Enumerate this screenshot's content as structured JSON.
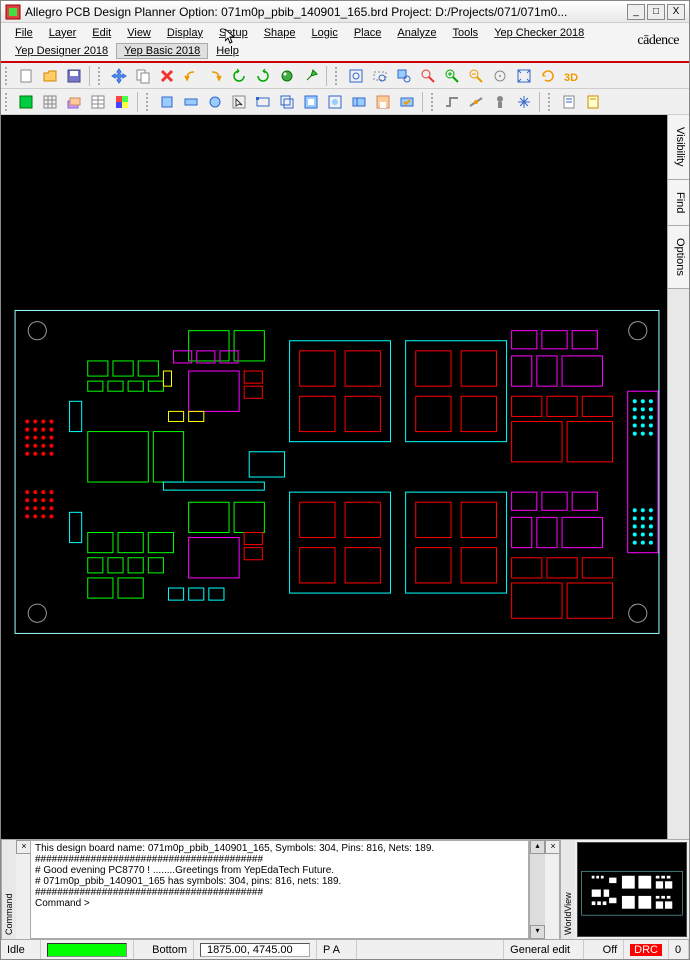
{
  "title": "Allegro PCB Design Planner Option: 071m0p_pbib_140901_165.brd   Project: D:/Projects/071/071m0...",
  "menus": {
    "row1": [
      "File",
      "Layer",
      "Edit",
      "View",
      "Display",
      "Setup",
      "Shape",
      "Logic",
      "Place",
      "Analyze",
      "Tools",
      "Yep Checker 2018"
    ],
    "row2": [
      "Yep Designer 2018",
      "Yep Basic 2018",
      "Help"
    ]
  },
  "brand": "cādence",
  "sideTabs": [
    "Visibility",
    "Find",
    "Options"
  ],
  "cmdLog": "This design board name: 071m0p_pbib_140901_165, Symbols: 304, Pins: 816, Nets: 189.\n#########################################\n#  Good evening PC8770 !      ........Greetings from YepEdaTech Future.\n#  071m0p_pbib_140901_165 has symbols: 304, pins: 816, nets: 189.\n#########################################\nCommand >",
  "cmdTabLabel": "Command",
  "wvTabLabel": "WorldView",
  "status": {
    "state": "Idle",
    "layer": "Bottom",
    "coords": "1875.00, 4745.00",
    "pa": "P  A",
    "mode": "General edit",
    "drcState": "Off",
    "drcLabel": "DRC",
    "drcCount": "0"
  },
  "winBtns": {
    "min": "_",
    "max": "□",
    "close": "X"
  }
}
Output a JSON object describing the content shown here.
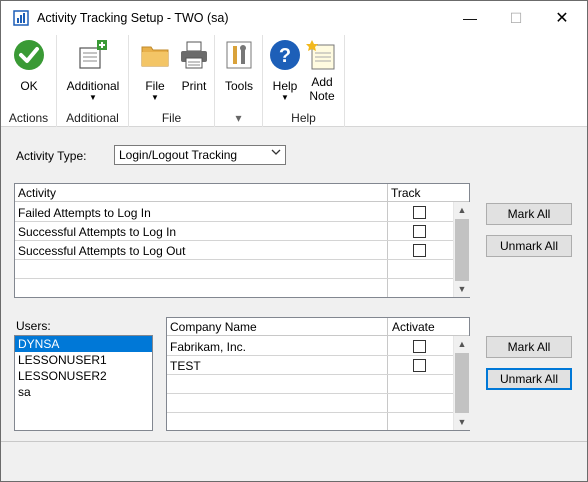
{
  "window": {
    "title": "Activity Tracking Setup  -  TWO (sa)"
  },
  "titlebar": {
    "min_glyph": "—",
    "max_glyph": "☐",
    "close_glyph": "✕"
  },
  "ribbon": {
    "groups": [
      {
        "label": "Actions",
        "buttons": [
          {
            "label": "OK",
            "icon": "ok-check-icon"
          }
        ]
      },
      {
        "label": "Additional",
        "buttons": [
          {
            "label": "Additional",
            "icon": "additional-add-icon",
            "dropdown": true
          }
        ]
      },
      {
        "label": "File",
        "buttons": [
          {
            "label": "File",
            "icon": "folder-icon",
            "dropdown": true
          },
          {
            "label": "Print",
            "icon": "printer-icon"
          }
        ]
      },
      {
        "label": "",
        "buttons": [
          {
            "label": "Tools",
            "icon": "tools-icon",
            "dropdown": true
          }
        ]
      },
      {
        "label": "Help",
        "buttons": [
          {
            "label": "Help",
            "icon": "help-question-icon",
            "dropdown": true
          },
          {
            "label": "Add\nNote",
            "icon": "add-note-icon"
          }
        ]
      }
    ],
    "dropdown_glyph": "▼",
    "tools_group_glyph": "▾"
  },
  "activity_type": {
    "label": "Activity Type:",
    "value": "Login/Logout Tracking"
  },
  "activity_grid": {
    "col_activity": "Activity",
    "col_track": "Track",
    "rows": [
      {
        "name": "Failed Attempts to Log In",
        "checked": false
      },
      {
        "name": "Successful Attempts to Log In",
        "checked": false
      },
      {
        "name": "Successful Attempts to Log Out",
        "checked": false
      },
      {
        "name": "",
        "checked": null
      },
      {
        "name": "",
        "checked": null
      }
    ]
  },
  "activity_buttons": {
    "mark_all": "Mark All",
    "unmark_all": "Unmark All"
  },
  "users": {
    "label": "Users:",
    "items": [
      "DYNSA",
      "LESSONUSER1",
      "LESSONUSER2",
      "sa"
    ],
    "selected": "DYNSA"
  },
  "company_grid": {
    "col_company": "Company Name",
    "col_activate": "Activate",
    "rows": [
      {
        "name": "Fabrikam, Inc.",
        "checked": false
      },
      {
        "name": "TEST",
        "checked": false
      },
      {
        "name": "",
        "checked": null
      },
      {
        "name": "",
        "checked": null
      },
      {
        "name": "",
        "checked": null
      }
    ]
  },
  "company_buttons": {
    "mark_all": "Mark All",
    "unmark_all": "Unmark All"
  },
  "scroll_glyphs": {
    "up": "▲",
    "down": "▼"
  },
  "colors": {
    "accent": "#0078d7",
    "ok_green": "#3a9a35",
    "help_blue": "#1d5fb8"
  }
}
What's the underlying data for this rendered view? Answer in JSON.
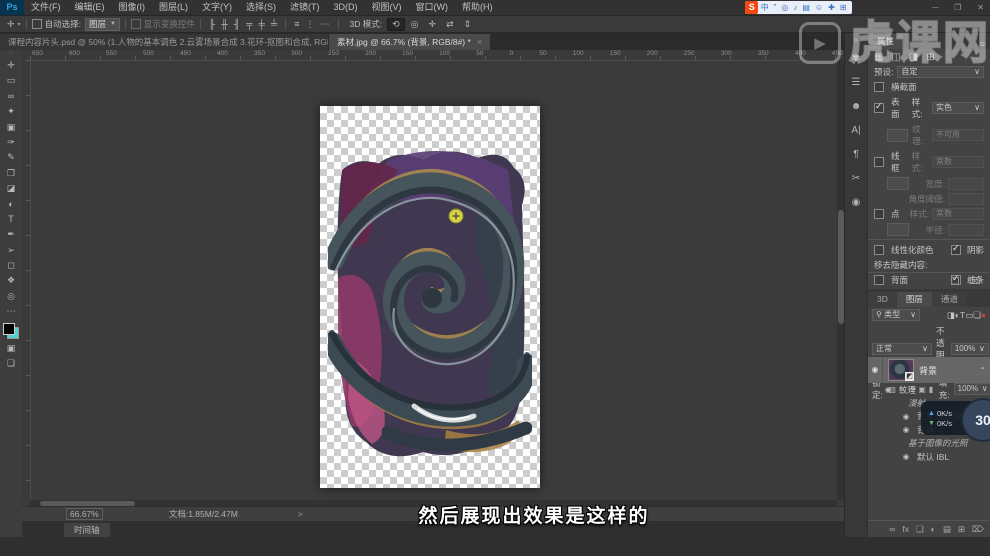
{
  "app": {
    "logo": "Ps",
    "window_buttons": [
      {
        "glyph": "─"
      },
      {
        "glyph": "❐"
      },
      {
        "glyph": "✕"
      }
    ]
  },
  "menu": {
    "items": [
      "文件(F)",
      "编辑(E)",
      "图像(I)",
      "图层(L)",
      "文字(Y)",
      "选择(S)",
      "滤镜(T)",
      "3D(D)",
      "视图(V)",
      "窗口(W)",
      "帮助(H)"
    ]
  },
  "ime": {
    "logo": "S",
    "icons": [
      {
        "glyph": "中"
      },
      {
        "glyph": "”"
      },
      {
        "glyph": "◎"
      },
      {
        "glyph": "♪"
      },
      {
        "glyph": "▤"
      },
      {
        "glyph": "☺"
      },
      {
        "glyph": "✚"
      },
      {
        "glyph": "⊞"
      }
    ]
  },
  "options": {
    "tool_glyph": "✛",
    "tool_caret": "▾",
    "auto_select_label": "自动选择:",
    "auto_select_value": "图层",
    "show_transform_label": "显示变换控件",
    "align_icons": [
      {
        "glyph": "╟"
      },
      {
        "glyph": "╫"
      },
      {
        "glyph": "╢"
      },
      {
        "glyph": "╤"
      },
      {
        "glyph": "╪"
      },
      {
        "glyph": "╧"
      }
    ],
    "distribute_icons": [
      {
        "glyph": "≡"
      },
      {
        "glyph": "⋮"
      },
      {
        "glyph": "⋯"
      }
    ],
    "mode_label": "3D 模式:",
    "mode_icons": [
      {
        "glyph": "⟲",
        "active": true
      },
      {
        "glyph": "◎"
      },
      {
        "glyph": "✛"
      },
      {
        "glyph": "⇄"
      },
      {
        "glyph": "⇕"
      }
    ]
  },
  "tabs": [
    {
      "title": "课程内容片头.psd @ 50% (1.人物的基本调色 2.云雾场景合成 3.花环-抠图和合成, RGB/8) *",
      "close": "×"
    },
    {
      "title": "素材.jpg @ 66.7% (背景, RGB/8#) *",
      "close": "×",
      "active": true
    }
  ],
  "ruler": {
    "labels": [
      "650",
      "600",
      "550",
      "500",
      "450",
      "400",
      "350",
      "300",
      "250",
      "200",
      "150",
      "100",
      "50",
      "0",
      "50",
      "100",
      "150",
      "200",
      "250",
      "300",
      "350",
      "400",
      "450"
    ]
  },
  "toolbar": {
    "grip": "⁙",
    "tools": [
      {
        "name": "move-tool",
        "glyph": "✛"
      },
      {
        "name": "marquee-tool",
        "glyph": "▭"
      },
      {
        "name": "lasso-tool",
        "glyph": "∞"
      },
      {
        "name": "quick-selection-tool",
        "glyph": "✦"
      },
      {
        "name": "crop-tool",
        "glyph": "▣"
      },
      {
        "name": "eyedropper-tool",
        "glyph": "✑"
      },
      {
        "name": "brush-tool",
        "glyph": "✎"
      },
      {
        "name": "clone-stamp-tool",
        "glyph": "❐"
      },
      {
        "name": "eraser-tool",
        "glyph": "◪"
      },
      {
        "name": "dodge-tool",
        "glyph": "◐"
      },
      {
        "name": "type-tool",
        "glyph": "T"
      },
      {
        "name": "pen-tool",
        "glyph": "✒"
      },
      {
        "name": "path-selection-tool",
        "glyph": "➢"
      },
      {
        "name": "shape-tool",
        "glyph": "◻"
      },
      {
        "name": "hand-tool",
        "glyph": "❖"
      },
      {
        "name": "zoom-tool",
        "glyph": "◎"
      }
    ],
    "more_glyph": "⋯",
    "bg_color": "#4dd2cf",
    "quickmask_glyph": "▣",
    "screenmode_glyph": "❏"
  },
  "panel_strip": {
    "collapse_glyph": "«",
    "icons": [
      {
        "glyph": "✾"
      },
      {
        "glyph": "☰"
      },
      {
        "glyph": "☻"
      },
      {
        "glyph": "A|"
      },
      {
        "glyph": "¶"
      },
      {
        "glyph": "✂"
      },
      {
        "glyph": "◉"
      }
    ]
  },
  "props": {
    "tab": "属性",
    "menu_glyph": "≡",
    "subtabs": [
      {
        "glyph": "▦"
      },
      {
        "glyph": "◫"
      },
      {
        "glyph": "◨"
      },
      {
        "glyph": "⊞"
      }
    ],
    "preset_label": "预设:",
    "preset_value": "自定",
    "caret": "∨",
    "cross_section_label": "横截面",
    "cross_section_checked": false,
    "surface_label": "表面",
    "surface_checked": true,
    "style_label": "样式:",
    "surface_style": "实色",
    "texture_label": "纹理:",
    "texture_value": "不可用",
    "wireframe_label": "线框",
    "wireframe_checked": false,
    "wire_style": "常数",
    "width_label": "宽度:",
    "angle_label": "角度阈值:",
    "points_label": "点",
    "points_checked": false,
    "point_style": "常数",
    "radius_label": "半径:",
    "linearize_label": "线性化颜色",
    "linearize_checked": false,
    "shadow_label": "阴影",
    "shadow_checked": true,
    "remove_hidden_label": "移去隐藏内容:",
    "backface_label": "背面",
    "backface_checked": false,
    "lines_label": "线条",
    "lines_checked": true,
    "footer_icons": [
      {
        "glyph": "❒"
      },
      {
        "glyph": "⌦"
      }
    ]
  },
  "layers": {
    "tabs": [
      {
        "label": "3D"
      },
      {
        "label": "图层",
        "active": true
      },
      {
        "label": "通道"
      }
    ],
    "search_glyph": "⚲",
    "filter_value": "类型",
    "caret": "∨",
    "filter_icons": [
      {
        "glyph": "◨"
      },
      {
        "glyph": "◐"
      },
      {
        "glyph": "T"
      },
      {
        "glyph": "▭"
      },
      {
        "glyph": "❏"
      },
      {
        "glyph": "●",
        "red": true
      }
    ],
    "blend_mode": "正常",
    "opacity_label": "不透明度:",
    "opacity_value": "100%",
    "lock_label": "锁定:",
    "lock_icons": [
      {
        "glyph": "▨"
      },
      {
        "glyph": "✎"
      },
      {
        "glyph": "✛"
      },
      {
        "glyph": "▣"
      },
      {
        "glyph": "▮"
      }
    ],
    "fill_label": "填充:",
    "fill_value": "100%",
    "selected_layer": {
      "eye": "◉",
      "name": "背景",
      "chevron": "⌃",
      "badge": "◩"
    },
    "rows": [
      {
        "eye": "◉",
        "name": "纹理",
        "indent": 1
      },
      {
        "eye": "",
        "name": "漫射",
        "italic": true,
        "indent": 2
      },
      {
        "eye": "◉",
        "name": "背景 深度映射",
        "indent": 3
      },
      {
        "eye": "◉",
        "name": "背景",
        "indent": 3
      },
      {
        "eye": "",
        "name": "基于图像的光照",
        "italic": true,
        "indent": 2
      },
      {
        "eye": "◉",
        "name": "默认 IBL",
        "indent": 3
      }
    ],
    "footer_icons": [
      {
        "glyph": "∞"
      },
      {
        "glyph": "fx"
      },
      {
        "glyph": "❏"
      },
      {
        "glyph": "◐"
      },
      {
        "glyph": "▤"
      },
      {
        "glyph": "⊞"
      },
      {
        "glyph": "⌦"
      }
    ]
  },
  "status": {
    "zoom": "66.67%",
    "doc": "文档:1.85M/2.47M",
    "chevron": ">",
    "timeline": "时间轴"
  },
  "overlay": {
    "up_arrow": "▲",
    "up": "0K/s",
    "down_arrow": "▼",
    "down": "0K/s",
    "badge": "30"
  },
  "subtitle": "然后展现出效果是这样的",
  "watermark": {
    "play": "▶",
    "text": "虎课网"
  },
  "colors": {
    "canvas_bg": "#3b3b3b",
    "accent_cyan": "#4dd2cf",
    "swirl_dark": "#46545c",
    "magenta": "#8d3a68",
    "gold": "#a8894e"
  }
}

____

DIRECTIONS FOR THIS TASK: Read the entries above, then pull out the lines that include "selection".

FULL OUTPUT:
        "name": "quick-selection-tool",
        "name": "path-selection-tool",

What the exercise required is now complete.